## Work to complete
Which lines below hold the word "JPEG"? Report each one.
— BEGIN Items —
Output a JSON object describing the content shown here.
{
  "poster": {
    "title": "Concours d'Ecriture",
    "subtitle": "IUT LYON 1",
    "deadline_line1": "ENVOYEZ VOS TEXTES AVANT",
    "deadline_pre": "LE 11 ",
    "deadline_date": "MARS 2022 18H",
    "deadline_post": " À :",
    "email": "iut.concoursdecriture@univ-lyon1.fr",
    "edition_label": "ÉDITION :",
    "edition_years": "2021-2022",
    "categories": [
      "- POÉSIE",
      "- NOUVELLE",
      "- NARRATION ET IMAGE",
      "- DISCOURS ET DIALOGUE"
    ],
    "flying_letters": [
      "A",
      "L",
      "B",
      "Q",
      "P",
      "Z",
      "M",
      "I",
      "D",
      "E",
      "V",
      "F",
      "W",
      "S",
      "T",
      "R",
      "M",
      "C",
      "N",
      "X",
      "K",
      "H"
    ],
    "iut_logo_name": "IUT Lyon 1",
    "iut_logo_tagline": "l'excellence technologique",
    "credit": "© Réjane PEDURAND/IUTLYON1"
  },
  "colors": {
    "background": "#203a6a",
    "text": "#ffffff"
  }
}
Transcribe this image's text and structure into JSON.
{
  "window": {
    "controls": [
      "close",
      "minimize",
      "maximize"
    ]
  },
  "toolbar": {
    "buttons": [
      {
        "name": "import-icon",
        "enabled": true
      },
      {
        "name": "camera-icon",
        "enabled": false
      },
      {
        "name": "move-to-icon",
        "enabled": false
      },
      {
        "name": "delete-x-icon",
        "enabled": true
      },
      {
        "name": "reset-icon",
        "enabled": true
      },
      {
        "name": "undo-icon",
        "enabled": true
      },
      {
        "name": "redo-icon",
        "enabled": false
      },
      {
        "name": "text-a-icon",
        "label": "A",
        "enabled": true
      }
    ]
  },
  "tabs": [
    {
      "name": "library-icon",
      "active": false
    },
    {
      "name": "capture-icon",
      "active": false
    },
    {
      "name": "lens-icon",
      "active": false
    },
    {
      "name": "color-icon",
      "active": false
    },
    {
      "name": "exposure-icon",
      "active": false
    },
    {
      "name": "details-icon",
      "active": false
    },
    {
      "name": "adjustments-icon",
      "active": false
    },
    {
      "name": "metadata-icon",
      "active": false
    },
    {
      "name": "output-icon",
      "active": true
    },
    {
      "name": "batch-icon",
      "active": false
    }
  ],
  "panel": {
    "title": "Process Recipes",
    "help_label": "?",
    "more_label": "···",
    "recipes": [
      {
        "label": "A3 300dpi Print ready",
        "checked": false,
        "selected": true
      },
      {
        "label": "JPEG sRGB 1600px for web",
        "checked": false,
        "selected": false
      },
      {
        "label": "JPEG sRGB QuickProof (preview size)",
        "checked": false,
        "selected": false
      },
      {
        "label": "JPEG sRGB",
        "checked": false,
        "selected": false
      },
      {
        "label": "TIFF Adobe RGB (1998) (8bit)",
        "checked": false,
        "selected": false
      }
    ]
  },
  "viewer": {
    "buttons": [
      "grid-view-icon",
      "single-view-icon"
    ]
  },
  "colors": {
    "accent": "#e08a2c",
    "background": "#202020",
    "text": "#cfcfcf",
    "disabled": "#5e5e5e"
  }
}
— END Items —
## Right answer
        "label": "JPEG sRGB 1600px for web",
        "label": "JPEG sRGB QuickProof (preview size)",
        "label": "JPEG sRGB",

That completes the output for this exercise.